Given request: Keep only the lines of the listing that include the word "область", and copy them.

[Stored data entries]
* * * * *

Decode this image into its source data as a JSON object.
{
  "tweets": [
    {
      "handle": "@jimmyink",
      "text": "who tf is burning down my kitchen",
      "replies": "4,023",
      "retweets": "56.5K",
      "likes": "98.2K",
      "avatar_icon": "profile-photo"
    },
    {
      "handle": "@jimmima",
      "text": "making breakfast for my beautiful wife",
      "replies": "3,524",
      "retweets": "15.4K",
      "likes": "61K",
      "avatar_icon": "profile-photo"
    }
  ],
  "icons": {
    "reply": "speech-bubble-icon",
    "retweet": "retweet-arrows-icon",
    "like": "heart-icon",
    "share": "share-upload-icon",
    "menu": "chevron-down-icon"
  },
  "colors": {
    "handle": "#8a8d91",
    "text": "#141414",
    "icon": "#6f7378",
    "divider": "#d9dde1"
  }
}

* * * * *

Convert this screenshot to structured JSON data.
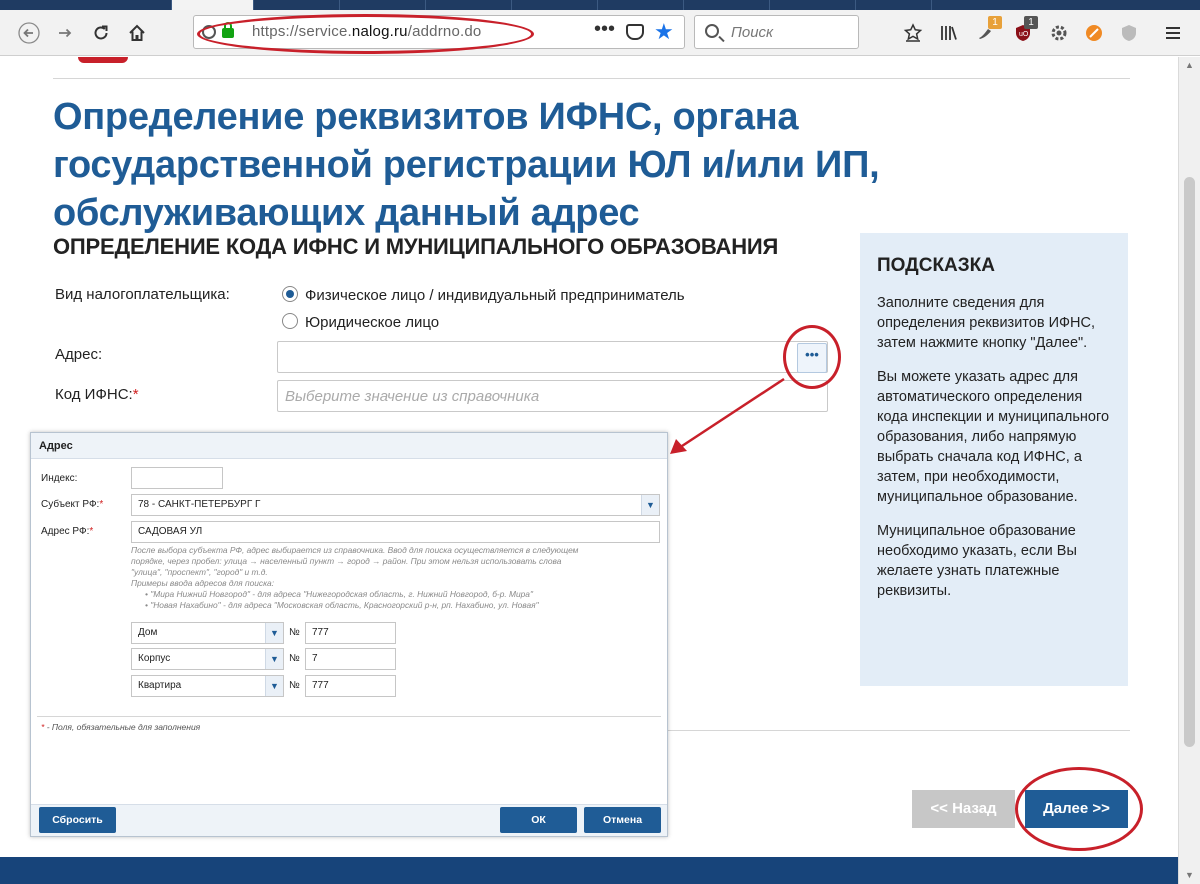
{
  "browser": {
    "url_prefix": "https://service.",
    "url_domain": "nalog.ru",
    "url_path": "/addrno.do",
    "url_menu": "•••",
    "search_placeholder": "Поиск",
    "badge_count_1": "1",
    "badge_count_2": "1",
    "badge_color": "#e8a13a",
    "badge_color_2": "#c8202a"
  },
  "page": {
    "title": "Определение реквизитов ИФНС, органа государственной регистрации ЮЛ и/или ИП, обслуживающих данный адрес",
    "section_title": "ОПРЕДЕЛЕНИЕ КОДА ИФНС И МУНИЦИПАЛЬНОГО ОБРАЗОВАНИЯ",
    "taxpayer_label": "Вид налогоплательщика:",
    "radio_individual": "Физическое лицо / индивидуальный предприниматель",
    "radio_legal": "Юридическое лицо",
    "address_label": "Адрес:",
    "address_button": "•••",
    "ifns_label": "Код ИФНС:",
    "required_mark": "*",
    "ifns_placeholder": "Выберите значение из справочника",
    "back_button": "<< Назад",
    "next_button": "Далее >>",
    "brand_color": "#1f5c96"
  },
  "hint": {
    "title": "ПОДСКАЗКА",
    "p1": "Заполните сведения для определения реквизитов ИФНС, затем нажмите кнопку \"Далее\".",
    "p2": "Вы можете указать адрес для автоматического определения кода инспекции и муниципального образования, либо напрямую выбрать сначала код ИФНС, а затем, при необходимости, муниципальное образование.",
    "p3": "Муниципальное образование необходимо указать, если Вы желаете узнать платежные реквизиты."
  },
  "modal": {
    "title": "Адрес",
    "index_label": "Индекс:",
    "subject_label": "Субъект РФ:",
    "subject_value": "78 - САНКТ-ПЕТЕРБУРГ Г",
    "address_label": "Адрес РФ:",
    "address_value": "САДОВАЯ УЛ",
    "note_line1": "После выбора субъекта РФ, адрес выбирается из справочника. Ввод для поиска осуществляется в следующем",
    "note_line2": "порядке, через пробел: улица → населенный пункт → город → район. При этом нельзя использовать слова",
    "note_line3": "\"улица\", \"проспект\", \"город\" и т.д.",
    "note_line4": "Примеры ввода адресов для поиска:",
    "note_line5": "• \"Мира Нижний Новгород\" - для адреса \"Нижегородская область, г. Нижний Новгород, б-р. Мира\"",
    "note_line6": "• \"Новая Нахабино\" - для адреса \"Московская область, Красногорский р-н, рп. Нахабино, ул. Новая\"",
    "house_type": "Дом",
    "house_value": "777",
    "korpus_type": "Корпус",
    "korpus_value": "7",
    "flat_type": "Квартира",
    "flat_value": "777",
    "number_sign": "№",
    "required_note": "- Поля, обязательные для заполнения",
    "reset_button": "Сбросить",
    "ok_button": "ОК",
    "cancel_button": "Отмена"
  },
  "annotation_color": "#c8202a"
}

* * * * *

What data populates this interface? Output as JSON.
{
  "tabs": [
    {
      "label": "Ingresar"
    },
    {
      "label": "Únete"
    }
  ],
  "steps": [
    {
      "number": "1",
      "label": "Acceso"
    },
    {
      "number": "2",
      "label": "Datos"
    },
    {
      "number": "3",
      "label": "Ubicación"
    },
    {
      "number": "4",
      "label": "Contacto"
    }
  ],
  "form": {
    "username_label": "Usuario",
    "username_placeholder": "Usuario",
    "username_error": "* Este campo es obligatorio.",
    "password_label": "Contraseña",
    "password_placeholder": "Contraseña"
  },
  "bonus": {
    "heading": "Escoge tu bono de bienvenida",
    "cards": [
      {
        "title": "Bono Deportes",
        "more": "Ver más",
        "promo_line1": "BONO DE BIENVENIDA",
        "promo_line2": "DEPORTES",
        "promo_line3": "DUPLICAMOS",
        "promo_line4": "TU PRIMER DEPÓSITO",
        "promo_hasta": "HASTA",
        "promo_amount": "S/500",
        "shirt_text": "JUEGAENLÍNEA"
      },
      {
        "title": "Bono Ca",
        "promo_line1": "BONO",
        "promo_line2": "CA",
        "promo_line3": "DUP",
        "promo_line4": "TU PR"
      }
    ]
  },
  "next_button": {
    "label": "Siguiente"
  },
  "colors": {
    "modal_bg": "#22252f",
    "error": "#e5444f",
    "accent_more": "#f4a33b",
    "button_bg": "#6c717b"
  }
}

* * * * *

Result below:
    "note_line5": "• \"Мира Нижний Новгород\" - для адреса \"Нижегородская область, г. Нижний Новгород, б-р. Мира\"",
    "note_line6": "• \"Новая Нахабино\" - для адреса \"Московская область, Красногорский р-н, рп. Нахабино, ул. Новая\"",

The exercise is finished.